### Exercise description:
Take the data that follows and retype it word for word.

Saved entries:
= = =

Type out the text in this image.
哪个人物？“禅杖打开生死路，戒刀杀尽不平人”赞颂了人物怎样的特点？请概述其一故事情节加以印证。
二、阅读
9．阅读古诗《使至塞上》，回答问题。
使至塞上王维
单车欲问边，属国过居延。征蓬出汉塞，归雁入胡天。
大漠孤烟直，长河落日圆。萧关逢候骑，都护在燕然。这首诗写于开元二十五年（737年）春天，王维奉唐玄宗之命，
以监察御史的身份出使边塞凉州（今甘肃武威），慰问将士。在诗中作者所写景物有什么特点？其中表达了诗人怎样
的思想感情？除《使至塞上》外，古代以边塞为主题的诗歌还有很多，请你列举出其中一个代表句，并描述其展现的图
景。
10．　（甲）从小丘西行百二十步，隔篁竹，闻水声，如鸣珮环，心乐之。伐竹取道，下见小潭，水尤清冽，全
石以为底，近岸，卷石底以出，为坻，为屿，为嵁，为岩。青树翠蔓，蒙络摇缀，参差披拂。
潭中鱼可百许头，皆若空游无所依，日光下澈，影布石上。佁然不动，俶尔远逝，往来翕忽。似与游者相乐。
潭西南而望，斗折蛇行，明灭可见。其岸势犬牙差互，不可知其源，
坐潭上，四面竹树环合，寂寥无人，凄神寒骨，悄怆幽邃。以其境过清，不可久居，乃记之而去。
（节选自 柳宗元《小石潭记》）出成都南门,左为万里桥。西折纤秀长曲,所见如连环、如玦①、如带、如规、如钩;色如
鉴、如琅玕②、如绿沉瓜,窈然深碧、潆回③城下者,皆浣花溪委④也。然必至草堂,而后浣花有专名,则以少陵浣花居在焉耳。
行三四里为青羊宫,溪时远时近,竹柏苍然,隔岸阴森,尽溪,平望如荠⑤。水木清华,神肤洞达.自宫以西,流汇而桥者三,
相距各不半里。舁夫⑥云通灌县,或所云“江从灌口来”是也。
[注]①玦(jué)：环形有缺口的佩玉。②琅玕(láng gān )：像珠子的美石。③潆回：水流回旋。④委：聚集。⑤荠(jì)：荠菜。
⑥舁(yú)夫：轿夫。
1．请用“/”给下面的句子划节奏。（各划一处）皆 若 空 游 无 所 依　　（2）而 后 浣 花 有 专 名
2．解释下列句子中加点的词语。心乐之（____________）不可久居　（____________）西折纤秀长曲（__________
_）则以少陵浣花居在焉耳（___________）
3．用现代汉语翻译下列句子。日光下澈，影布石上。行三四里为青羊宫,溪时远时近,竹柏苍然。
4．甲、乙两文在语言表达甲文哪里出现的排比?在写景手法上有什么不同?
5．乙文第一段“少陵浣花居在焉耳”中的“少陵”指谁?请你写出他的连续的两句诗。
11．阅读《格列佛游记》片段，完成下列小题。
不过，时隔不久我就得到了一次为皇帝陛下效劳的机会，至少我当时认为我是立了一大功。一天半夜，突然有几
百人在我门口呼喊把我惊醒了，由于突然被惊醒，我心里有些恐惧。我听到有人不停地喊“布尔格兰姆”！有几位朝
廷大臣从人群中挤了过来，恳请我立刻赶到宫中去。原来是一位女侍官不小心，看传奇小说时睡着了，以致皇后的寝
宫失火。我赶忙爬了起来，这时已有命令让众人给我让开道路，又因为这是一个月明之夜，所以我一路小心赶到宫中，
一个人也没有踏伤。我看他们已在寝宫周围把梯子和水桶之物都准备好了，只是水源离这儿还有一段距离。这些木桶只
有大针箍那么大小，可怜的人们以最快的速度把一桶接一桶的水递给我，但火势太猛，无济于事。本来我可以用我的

= = =

### Written response:
Type out the text in this image.
哪个人物？“禅杖打开生死路，戒刀杀尽不平人”赞颂了人物怎样的特点？请概述其一故事情节加以印证。
二、阅读
9．阅读古诗《使至塞上》，回答问题。
使至塞上王维
单车欲问边，属国过居延。征蓬出汉塞，归雁入胡天。
大漠孤烟直，长河落日圆。萧关逢候骑，都护在燕然。这首诗写于开元二十五年（737年）春天，王维奉唐玄宗之命，
以监察御史的身份出使边塞凉州（今甘肃武威），慰问将士。在诗中作者所写景物有什么特点？其中表达了诗人怎样
的思想感情？除《使至塞上》外，古代以边塞为主题的诗歌还有很多，请你列举出其中一个代表句，并描述其展现的图
景。
10．　（甲）从小丘西行百二十步，隔篁竹，闻水声，如鸣珮环，心乐之。伐竹取道，下见小潭，水尤清冽，全
石以为底，近岸，卷石底以出，为坻，为屿，为嵁，为岩。青树翠蔓，蒙络摇缀，参差披拂。
潭中鱼可百许头，皆若空游无所依，日光下澈，影布石上。佁然不动，俶尔远逝，往来翕忽。似与游者相乐。
潭西南而望，斗折蛇行，明灭可见。其岸势犬牙差互，不可知其源，
坐潭上，四面竹树环合，寂寥无人，凄神寒骨，悄怆幽邃。以其境过清，不可久居，乃记之而去。
（节选自 柳宗元《小石潭记》）出成都南门,左为万里桥。西折纤秀长曲,所见如连环、如玦①、如带、如规、如钩;色如
鉴、如琅玕②、如绿沉瓜,窈然深碧、潆回③城下者,皆浣花溪委④也。然必至草堂,而后浣花有专名,则以少陵浣花居在焉耳。
行三四里为青羊宫,溪时远时近,竹柏苍然,隔岸阴森,尽溪,平望如荠⑤。水木清华,神肤洞达.自宫以西,流汇而桥者三,
相距各不半里。舁夫⑥云通灌县,或所云“江从灌口来”是也。
[注]①玦(jué)：环形有缺口的佩玉。②琅玕(láng gān )：像珠子的美石。③潆回：水流回旋。④委：聚集。⑤荠(jì)：荠菜。
⑥舁(yú)夫：轿夫。
1．请用“/”给下面的句子划节奏。（各划一处）皆 若 空 游 无 所 依　　（2）而 后 浣 花 有 专 名
2．解释下列句子中加点的词语。心乐之（____________）不可久居　（____________）西折纤秀长曲（__________
_）则以少陵浣花居在焉耳（___________）
3．用现代汉语翻译下列句子。日光下澈，影布石上。行三四里为青羊宫,溪时远时近,竹柏苍然。
4．甲、乙两文在语言表达甲文哪里出现的排比?在写景手法上有什么不同?
5．乙文第一段“少陵浣花居在焉耳”中的“少陵”指谁?请你写出他的连续的两句诗。
11．阅读《格列佛游记》片段，完成下列小题。
不过，时隔不久我就得到了一次为皇帝陛下效劳的机会，至少我当时认为我是立了一大功。一天半夜，突然有几
百人在我门口呼喊把我惊醒了，由于突然被惊醒，我心里有些恐惧。我听到有人不停地喊“布尔格兰姆”！有几位朝
廷大臣从人群中挤了过来，恳请我立刻赶到宫中去。原来是一位女侍官不小心，看传奇小说时睡着了，以致皇后的寝
宫失火。我赶忙爬了起来，这时已有命令让众人给我让开道路，又因为这是一个月明之夜，所以我一路小心赶到宫中，
一个人也没有踏伤。我看他们已在寝宫周围把梯子和水桶之物都准备好了，只是水源离这儿还有一段距离。这些木桶只
有大针箍那么大小，可怜的人们以最快的速度把一桶接一桶的水递给我，但火势太猛，无济于事。本来我可以用我的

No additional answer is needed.